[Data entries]
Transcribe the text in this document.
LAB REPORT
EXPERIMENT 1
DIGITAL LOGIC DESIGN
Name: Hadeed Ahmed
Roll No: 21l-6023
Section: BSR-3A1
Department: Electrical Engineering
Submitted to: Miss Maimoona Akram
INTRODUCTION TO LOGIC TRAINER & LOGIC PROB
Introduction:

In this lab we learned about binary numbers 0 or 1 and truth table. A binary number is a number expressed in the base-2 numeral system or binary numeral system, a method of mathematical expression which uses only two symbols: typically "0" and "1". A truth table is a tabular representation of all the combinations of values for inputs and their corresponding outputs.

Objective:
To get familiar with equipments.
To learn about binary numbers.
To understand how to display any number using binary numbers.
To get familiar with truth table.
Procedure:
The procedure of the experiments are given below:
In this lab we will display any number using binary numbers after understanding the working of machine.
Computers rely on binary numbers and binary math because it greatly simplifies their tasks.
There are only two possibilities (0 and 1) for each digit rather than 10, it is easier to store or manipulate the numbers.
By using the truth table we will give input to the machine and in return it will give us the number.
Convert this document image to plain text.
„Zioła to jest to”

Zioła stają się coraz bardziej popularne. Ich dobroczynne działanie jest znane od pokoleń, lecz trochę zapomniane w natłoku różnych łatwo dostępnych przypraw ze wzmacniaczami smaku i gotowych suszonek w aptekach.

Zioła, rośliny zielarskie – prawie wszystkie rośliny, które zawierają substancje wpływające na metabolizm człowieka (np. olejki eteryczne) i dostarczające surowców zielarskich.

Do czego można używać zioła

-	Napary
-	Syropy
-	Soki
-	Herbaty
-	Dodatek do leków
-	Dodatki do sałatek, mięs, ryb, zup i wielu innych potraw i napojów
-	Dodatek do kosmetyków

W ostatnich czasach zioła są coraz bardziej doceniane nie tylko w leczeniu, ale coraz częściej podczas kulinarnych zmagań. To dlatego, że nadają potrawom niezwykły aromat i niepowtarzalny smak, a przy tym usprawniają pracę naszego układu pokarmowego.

[Your task] Every entry in the listing must be retyped exactly.

[Response to the exercise]
Transcribe the text in this document.
LAB REPORT
EXPERIMENT 1
DIGITAL LOGIC DESIGN
Name: Hadeed Ahmed
Roll No: 21l-6023
Section: BSR-3A1
Department: Electrical Engineering
Submitted to: Miss Maimoona Akram
INTRODUCTION TO LOGIC TRAINER & LOGIC PROB
Introduction:

In this lab we learned about binary numbers 0 or 1 and truth table. A binary number is a number expressed in the base-2 numeral system or binary numeral system, a method of mathematical expression which uses only two symbols: typically "0" and "1". A truth table is a tabular representation of all the combinations of values for inputs and their corresponding outputs.

Objective:
To get familiar with equipments.
To learn about binary numbers.
To understand how to display any number using binary numbers.
To get familiar with truth table.
Procedure:
The procedure of the experiments are given below:
In this lab we will display any number using binary numbers after understanding the working of machine.
Computers rely on binary numbers and binary math because it greatly simplifies their tasks.
There are only two possibilities (0 and 1) for each digit rather than 10, it is easier to store or manipulate the numbers.
By using the truth table we will give input to the machine and in return it will give us the number.
Convert this document image to plain text.
„Zioła to jest to”

Zioła stają się coraz bardziej popularne. Ich dobroczynne działanie jest znane od pokoleń, lecz trochę zapomniane w natłoku różnych łatwo dostępnych przypraw ze wzmacniaczami smaku i gotowych suszonek w aptekach.

Zioła, rośliny zielarskie – prawie wszystkie rośliny, które zawierają substancje wpływające na metabolizm człowieka (np. olejki eteryczne) i dostarczające surowców zielarskich.

Do czego można używać zioła

-	Napary
-	Syropy
-	Soki
-	Herbaty
-	Dodatek do leków
-	Dodatki do sałatek, mięs, ryb, zup i wielu innych potraw i napojów
-	Dodatek do kosmetyków

W ostatnich czasach zioła są coraz bardziej doceniane nie tylko w leczeniu, ale coraz częściej podczas kulinarnych zmagań. To dlatego, że nadają potrawom niezwykły aromat i niepowtarzalny smak, a przy tym usprawniają pracę naszego układu pokarmowego.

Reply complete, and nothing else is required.